Extracted information ::
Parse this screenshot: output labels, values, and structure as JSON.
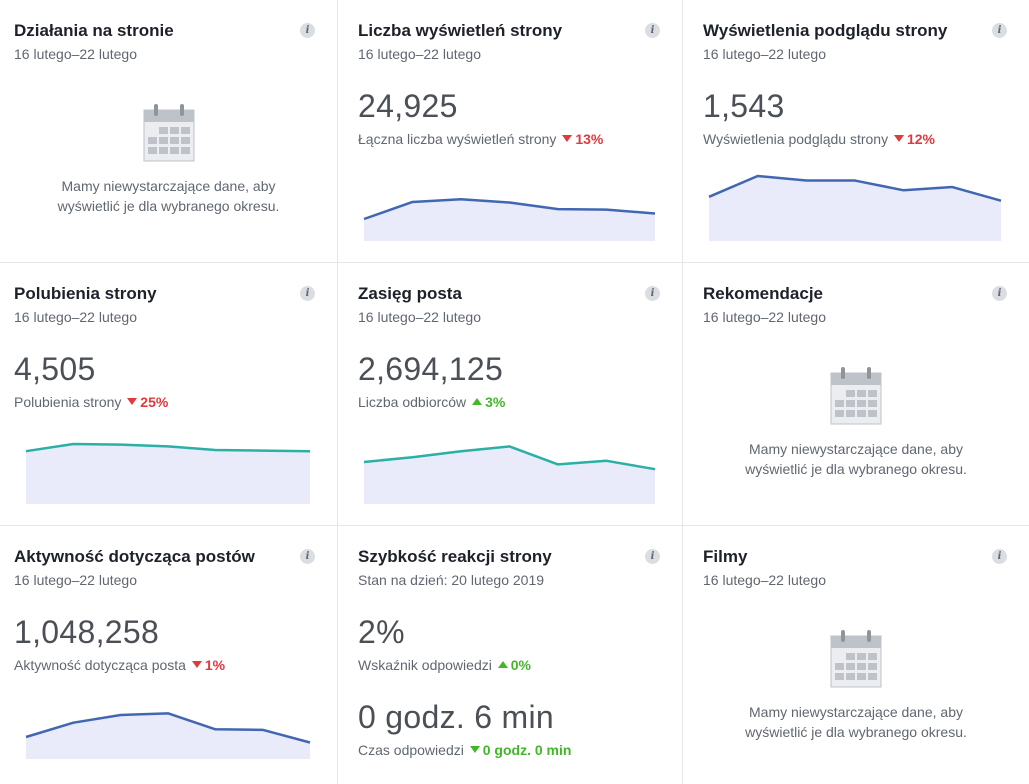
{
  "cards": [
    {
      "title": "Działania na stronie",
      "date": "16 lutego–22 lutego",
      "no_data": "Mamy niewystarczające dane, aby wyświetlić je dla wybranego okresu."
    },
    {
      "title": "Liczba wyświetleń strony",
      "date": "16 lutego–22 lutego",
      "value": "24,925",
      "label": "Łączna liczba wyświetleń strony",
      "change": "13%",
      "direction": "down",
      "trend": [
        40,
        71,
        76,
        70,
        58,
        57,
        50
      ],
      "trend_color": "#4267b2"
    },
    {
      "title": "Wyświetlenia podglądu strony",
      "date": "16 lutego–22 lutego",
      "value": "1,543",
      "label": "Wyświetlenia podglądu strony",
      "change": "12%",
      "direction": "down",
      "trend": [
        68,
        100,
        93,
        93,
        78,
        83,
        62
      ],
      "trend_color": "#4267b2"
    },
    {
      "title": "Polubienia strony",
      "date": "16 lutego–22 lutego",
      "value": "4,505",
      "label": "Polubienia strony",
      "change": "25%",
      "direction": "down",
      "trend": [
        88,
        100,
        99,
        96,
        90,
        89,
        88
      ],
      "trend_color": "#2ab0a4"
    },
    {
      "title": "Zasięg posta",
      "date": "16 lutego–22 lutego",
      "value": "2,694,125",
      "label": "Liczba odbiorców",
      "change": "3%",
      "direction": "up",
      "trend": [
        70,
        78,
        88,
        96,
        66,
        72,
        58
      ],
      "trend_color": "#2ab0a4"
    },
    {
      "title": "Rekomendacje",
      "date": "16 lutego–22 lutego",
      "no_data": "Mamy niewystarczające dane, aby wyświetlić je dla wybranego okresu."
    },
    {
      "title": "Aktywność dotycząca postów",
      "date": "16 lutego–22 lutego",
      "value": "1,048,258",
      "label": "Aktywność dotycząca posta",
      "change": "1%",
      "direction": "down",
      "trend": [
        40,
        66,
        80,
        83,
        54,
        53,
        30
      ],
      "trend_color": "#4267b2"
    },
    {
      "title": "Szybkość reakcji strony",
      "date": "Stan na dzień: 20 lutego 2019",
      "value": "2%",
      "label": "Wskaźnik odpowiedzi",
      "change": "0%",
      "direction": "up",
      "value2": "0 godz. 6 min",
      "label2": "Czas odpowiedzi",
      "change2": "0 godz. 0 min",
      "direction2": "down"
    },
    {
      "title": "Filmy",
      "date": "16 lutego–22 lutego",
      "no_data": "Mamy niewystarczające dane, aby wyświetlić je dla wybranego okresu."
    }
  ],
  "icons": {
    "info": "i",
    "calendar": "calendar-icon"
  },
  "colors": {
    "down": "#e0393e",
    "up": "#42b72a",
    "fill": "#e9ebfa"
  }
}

Work instructions :: Write the material out again exactly as it appears, dropping the pictures.

Result of this exercise ::
Parse this screenshot: output labels, values, and structure as JSON.
{
  "cards": [
    {
      "title": "Działania na stronie",
      "date": "16 lutego–22 lutego",
      "no_data": "Mamy niewystarczające dane, aby wyświetlić je dla wybranego okresu."
    },
    {
      "title": "Liczba wyświetleń strony",
      "date": "16 lutego–22 lutego",
      "value": "24,925",
      "label": "Łączna liczba wyświetleń strony",
      "change": "13%",
      "direction": "down",
      "trend": [
        40,
        71,
        76,
        70,
        58,
        57,
        50
      ],
      "trend_color": "#4267b2"
    },
    {
      "title": "Wyświetlenia podglądu strony",
      "date": "16 lutego–22 lutego",
      "value": "1,543",
      "label": "Wyświetlenia podglądu strony",
      "change": "12%",
      "direction": "down",
      "trend": [
        68,
        100,
        93,
        93,
        78,
        83,
        62
      ],
      "trend_color": "#4267b2"
    },
    {
      "title": "Polubienia strony",
      "date": "16 lutego–22 lutego",
      "value": "4,505",
      "label": "Polubienia strony",
      "change": "25%",
      "direction": "down",
      "trend": [
        88,
        100,
        99,
        96,
        90,
        89,
        88
      ],
      "trend_color": "#2ab0a4"
    },
    {
      "title": "Zasięg posta",
      "date": "16 lutego–22 lutego",
      "value": "2,694,125",
      "label": "Liczba odbiorców",
      "change": "3%",
      "direction": "up",
      "trend": [
        70,
        78,
        88,
        96,
        66,
        72,
        58
      ],
      "trend_color": "#2ab0a4"
    },
    {
      "title": "Rekomendacje",
      "date": "16 lutego–22 lutego",
      "no_data": "Mamy niewystarczające dane, aby wyświetlić je dla wybranego okresu."
    },
    {
      "title": "Aktywność dotycząca postów",
      "date": "16 lutego–22 lutego",
      "value": "1,048,258",
      "label": "Aktywność dotycząca posta",
      "change": "1%",
      "direction": "down",
      "trend": [
        40,
        66,
        80,
        83,
        54,
        53,
        30
      ],
      "trend_color": "#4267b2"
    },
    {
      "title": "Szybkość reakcji strony",
      "date": "Stan na dzień: 20 lutego 2019",
      "value": "2%",
      "label": "Wskaźnik odpowiedzi",
      "change": "0%",
      "direction": "up",
      "value2": "0 godz. 6 min",
      "label2": "Czas odpowiedzi",
      "change2": "0 godz. 0 min",
      "direction2": "down"
    },
    {
      "title": "Filmy",
      "date": "16 lutego–22 lutego",
      "no_data": "Mamy niewystarczające dane, aby wyświetlić je dla wybranego okresu."
    }
  ],
  "icons": {
    "info": "i",
    "calendar": "calendar-icon"
  },
  "colors": {
    "down": "#e0393e",
    "up": "#42b72a",
    "fill": "#e9ebfa"
  }
}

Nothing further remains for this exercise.